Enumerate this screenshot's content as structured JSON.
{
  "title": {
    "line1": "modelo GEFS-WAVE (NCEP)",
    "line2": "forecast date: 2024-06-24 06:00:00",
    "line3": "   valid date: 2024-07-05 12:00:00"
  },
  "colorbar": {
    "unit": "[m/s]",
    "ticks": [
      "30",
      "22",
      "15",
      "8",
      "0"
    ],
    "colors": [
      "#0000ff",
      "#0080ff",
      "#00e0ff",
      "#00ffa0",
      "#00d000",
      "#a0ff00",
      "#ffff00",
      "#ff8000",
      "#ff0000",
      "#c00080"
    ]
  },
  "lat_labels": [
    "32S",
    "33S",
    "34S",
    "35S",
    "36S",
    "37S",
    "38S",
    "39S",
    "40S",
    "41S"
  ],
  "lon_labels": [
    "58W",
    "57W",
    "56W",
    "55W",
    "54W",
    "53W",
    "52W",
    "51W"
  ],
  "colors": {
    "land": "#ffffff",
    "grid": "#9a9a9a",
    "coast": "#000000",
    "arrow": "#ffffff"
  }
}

Problem details:
Which lines contain the word "date"? Return each of them.

Solution to this task:
    "line2": "forecast date: 2024-06-24 06:00:00",
    "line3": "   valid date: 2024-07-05 12:00:00"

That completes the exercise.